● Work instructions
Your task is to extract every line from the material below exactly.

● Information given
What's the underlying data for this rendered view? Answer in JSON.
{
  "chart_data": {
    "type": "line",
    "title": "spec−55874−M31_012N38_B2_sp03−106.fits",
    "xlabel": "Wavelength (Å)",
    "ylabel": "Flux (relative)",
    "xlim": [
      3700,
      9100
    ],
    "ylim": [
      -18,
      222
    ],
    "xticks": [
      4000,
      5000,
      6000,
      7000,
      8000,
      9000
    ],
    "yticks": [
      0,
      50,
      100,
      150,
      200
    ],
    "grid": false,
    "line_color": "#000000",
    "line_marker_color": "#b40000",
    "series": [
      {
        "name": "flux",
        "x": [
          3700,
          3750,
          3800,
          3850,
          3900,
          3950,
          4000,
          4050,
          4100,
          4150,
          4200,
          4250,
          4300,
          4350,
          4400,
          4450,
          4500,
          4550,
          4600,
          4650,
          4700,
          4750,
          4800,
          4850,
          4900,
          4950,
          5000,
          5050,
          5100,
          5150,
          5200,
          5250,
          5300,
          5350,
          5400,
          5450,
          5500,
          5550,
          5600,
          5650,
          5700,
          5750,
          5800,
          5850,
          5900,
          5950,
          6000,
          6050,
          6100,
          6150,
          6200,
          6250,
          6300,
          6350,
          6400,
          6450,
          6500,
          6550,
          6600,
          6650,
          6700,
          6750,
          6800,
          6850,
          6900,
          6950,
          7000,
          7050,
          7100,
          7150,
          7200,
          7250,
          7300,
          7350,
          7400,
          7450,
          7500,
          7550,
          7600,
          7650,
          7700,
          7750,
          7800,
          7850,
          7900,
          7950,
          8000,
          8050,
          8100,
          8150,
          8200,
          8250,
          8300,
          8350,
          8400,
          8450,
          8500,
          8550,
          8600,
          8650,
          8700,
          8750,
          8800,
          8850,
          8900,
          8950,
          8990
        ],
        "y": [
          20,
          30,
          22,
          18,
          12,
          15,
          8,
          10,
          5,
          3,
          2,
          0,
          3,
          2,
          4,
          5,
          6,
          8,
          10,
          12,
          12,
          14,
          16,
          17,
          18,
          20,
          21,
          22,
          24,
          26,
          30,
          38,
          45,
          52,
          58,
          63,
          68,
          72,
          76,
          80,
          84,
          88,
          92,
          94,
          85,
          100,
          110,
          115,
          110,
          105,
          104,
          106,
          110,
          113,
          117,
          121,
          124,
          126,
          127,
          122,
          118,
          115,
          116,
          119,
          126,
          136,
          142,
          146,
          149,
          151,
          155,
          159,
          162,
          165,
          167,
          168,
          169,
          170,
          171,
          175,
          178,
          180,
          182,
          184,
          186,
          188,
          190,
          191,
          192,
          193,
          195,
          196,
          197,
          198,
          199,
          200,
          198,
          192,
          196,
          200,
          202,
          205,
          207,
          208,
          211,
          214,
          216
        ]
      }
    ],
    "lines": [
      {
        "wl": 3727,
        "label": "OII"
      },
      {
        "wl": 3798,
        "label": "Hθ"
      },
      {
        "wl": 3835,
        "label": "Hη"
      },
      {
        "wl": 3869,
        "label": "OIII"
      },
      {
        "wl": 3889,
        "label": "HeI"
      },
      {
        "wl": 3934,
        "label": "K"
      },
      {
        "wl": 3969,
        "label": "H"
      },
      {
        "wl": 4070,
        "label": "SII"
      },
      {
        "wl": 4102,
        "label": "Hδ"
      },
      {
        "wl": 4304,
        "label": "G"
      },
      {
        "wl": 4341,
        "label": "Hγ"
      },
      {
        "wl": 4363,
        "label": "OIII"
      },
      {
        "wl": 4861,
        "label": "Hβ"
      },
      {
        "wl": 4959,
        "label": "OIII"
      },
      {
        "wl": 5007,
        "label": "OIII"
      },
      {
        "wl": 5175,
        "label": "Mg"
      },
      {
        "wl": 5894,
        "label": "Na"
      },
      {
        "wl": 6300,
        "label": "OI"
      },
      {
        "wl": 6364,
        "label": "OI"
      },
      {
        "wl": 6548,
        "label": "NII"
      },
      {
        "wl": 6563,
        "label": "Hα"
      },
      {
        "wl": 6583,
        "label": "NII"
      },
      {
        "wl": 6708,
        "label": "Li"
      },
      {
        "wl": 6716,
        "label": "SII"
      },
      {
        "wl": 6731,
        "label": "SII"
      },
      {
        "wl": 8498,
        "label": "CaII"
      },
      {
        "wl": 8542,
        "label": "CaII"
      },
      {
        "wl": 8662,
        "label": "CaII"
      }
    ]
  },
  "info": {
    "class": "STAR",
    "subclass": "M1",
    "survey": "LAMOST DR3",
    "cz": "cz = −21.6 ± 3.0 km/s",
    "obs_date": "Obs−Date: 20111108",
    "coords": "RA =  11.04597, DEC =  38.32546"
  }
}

● Task output
What's the underlying data for this rendered view? Answer in JSON.
{
  "chart_data": {
    "type": "line",
    "title": "spec−55874−M31_012N38_B2_sp03−106.fits",
    "xlabel": "Wavelength (Å)",
    "ylabel": "Flux (relative)",
    "xlim": [
      3700,
      9100
    ],
    "ylim": [
      -18,
      222
    ],
    "xticks": [
      4000,
      5000,
      6000,
      7000,
      8000,
      9000
    ],
    "yticks": [
      0,
      50,
      100,
      150,
      200
    ],
    "grid": false,
    "line_color": "#000000",
    "line_marker_color": "#b40000",
    "series": [
      {
        "name": "flux",
        "x": [
          3700,
          3750,
          3800,
          3850,
          3900,
          3950,
          4000,
          4050,
          4100,
          4150,
          4200,
          4250,
          4300,
          4350,
          4400,
          4450,
          4500,
          4550,
          4600,
          4650,
          4700,
          4750,
          4800,
          4850,
          4900,
          4950,
          5000,
          5050,
          5100,
          5150,
          5200,
          5250,
          5300,
          5350,
          5400,
          5450,
          5500,
          5550,
          5600,
          5650,
          5700,
          5750,
          5800,
          5850,
          5900,
          5950,
          6000,
          6050,
          6100,
          6150,
          6200,
          6250,
          6300,
          6350,
          6400,
          6450,
          6500,
          6550,
          6600,
          6650,
          6700,
          6750,
          6800,
          6850,
          6900,
          6950,
          7000,
          7050,
          7100,
          7150,
          7200,
          7250,
          7300,
          7350,
          7400,
          7450,
          7500,
          7550,
          7600,
          7650,
          7700,
          7750,
          7800,
          7850,
          7900,
          7950,
          8000,
          8050,
          8100,
          8150,
          8200,
          8250,
          8300,
          8350,
          8400,
          8450,
          8500,
          8550,
          8600,
          8650,
          8700,
          8750,
          8800,
          8850,
          8900,
          8950,
          8990
        ],
        "y": [
          20,
          30,
          22,
          18,
          12,
          15,
          8,
          10,
          5,
          3,
          2,
          0,
          3,
          2,
          4,
          5,
          6,
          8,
          10,
          12,
          12,
          14,
          16,
          17,
          18,
          20,
          21,
          22,
          24,
          26,
          30,
          38,
          45,
          52,
          58,
          63,
          68,
          72,
          76,
          80,
          84,
          88,
          92,
          94,
          85,
          100,
          110,
          115,
          110,
          105,
          104,
          106,
          110,
          113,
          117,
          121,
          124,
          126,
          127,
          122,
          118,
          115,
          116,
          119,
          126,
          136,
          142,
          146,
          149,
          151,
          155,
          159,
          162,
          165,
          167,
          168,
          169,
          170,
          171,
          175,
          178,
          180,
          182,
          184,
          186,
          188,
          190,
          191,
          192,
          193,
          195,
          196,
          197,
          198,
          199,
          200,
          198,
          192,
          196,
          200,
          202,
          205,
          207,
          208,
          211,
          214,
          216
        ]
      }
    ],
    "lines": [
      {
        "wl": 3727,
        "label": "OII"
      },
      {
        "wl": 3798,
        "label": "Hθ"
      },
      {
        "wl": 3835,
        "label": "Hη"
      },
      {
        "wl": 3869,
        "label": "OIII"
      },
      {
        "wl": 3889,
        "label": "HeI"
      },
      {
        "wl": 3934,
        "label": "K"
      },
      {
        "wl": 3969,
        "label": "H"
      },
      {
        "wl": 4070,
        "label": "SII"
      },
      {
        "wl": 4102,
        "label": "Hδ"
      },
      {
        "wl": 4304,
        "label": "G"
      },
      {
        "wl": 4341,
        "label": "Hγ"
      },
      {
        "wl": 4363,
        "label": "OIII"
      },
      {
        "wl": 4861,
        "label": "Hβ"
      },
      {
        "wl": 4959,
        "label": "OIII"
      },
      {
        "wl": 5007,
        "label": "OIII"
      },
      {
        "wl": 5175,
        "label": "Mg"
      },
      {
        "wl": 5894,
        "label": "Na"
      },
      {
        "wl": 6300,
        "label": "OI"
      },
      {
        "wl": 6364,
        "label": "OI"
      },
      {
        "wl": 6548,
        "label": "NII"
      },
      {
        "wl": 6563,
        "label": "Hα"
      },
      {
        "wl": 6583,
        "label": "NII"
      },
      {
        "wl": 6708,
        "label": "Li"
      },
      {
        "wl": 6716,
        "label": "SII"
      },
      {
        "wl": 6731,
        "label": "SII"
      },
      {
        "wl": 8498,
        "label": "CaII"
      },
      {
        "wl": 8542,
        "label": "CaII"
      },
      {
        "wl": 8662,
        "label": "CaII"
      }
    ]
  },
  "info": {
    "class": "STAR",
    "subclass": "M1",
    "survey": "LAMOST DR3",
    "cz": "cz = −21.6 ± 3.0 km/s",
    "obs_date": "Obs−Date: 20111108",
    "coords": "RA =  11.04597, DEC =  38.32546"
  }
}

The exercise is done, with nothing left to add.